TEXTE EXTRAIT »
....
Aurait-on vraiment apprécié un énième happy end à l'américaine, avec rédemption émouvante, retour dans le droit chemin et applaudissements d'une foule émue au larme de tant de grandeur d'âme dans le renoncement  ? Sûrement pas. Anaïs T.




lundi 11 février 2013

La Vague, de Todd Strasser

La Vague, grand thème petit texte

Lu le 11 février 2013

La Vague de Todd Strasser
roman américain, 2008 (éd.Pocket), 153p.



« Christy referma son pot de crème et s'installa confortablement dans le lit. Ben n'avait toujours pas bougé. Il avait raconté à sa femme à quel point ses élèves à sa grande surprise, s'étaient montrés enthousiastes cet après-midi là, mais il avait omis de lui dire que lui aussi s'était pris au jeu. Il serait presque embarrassant d'admettre qu'il pourrait se faire avoir par un truc aussi simple. Pourtant, à la réflexion, il savait que c'était la vérité. L'échange intense de questions et de réponses, la quête de la discipline parfaite étaient contagieux et en un sens, fascinants. » (p.51)
....
DONNÉES AFFICHÉES »
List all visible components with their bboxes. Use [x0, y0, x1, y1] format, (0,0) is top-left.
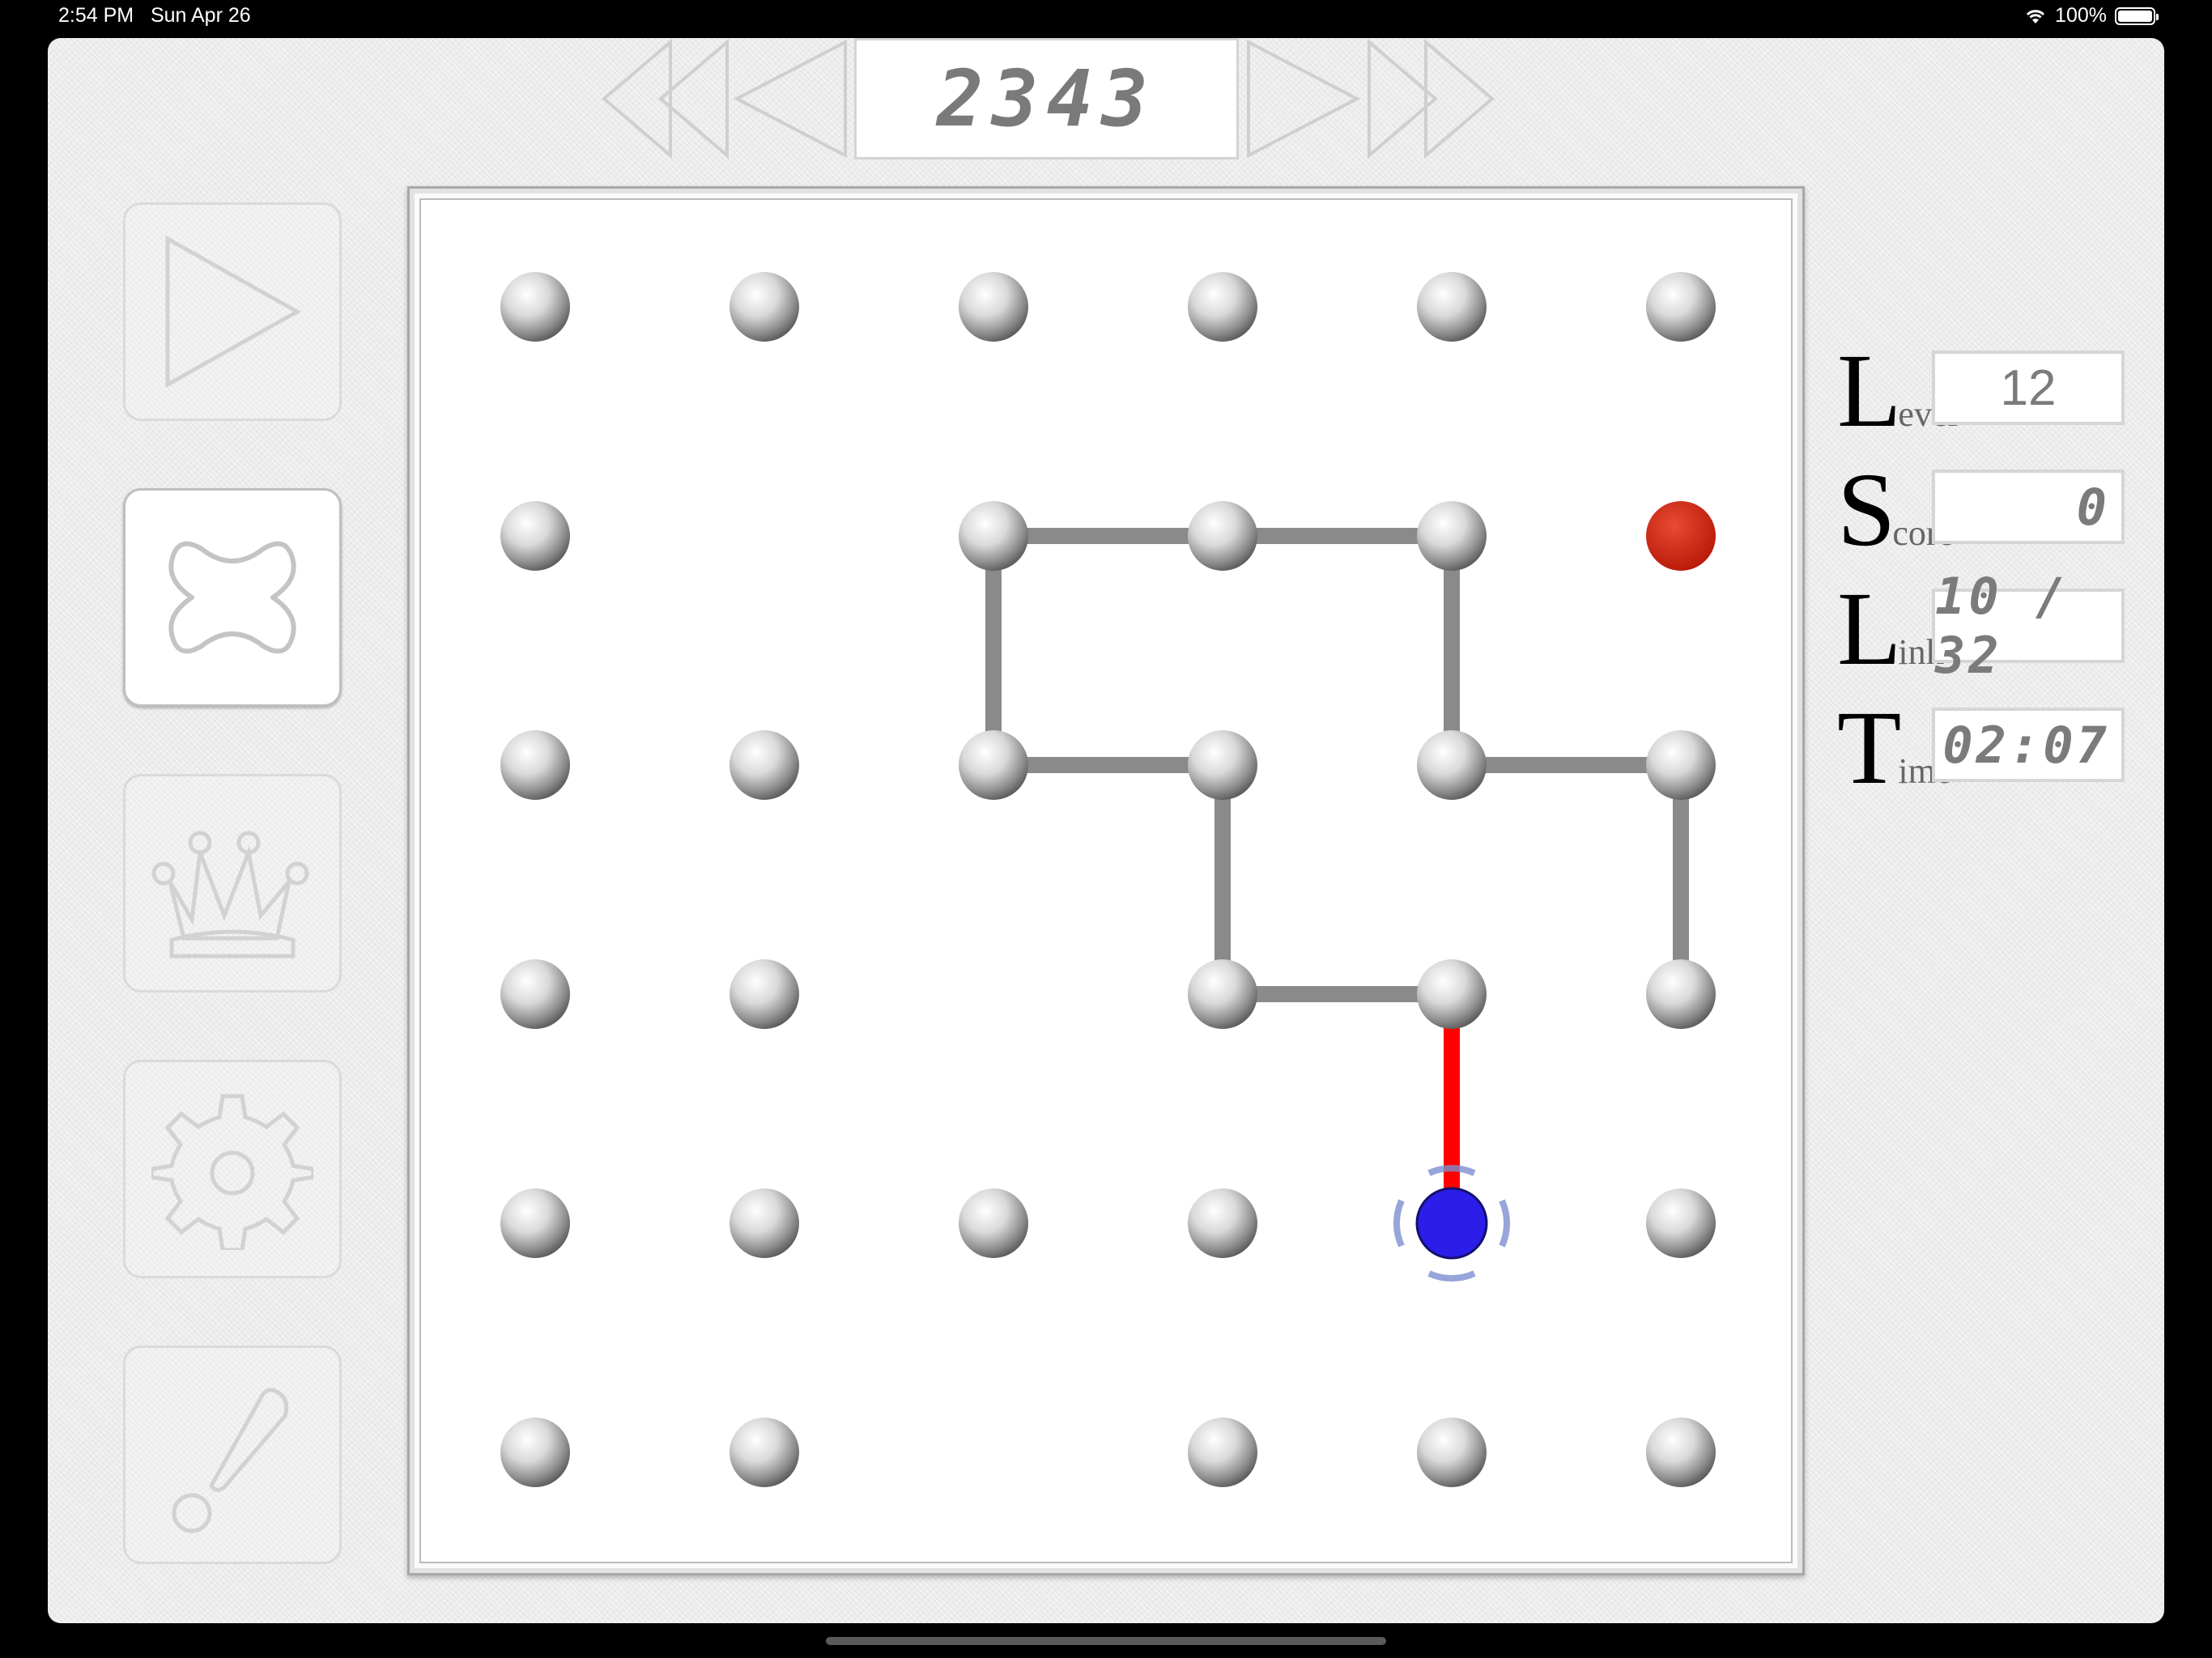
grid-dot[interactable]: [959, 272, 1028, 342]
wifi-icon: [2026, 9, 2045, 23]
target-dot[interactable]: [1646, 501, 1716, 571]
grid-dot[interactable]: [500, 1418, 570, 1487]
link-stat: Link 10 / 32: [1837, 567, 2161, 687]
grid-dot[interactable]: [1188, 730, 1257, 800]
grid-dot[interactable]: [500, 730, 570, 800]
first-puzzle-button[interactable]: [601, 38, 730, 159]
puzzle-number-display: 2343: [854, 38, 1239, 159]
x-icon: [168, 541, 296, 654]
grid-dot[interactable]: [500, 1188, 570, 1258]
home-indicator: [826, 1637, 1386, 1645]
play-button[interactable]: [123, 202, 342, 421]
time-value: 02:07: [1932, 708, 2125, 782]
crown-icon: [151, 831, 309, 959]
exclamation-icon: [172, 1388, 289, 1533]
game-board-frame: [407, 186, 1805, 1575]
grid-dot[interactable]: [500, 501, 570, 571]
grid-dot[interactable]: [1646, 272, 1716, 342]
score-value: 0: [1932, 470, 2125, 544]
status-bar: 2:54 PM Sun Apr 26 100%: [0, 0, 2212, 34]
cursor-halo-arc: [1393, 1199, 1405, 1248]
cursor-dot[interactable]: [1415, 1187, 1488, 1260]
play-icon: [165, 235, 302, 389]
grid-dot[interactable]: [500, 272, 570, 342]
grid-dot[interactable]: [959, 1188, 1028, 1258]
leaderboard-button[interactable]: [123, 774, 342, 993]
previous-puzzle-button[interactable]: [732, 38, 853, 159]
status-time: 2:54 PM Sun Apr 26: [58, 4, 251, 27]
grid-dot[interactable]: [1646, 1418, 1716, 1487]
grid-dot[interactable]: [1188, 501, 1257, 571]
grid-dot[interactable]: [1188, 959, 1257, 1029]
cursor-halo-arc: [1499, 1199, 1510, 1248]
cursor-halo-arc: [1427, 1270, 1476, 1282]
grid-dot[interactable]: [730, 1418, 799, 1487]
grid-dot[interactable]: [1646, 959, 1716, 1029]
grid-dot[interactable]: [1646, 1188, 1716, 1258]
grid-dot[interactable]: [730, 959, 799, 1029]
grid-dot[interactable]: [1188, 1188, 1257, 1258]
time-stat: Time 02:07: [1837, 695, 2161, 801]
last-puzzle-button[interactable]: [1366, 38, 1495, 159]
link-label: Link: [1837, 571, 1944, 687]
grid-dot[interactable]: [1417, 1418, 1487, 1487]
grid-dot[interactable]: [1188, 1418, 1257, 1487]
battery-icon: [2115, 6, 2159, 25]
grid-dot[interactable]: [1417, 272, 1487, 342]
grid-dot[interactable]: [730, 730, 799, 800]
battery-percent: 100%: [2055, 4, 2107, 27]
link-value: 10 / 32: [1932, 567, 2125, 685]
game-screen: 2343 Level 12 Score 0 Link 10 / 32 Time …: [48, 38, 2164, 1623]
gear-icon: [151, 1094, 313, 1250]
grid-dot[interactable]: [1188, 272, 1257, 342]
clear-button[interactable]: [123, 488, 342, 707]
....
DEMANDE A » Relevez tous les noms de personnes qui figurent dans le texte extrait.
DEMANDE B » Traduisez en anglais la phrase du texte extrait « Pourtant, à la réflexion, il savait que c'était la vérité. »
DEMANDE C »
Répondez s'il vous plaît à ces questions d'après le texte extrait :
(i) Combien de pages compte le roman ?
(ii) À quelle page se trouve la citation ?
(iii) Que referme Christy avant de s'installer dans le lit ?

RÉSULTAT FINAL A »
Anaïs T.
Todd Strasser
Christy
Ben

RÉSULTAT FINAL B » Yet, on reflection, he knew that it was the truth.

RÉSULTAT FINAL C »
(i) 153 pages.
(ii) À la page 51.
(iii) Son pot de crème.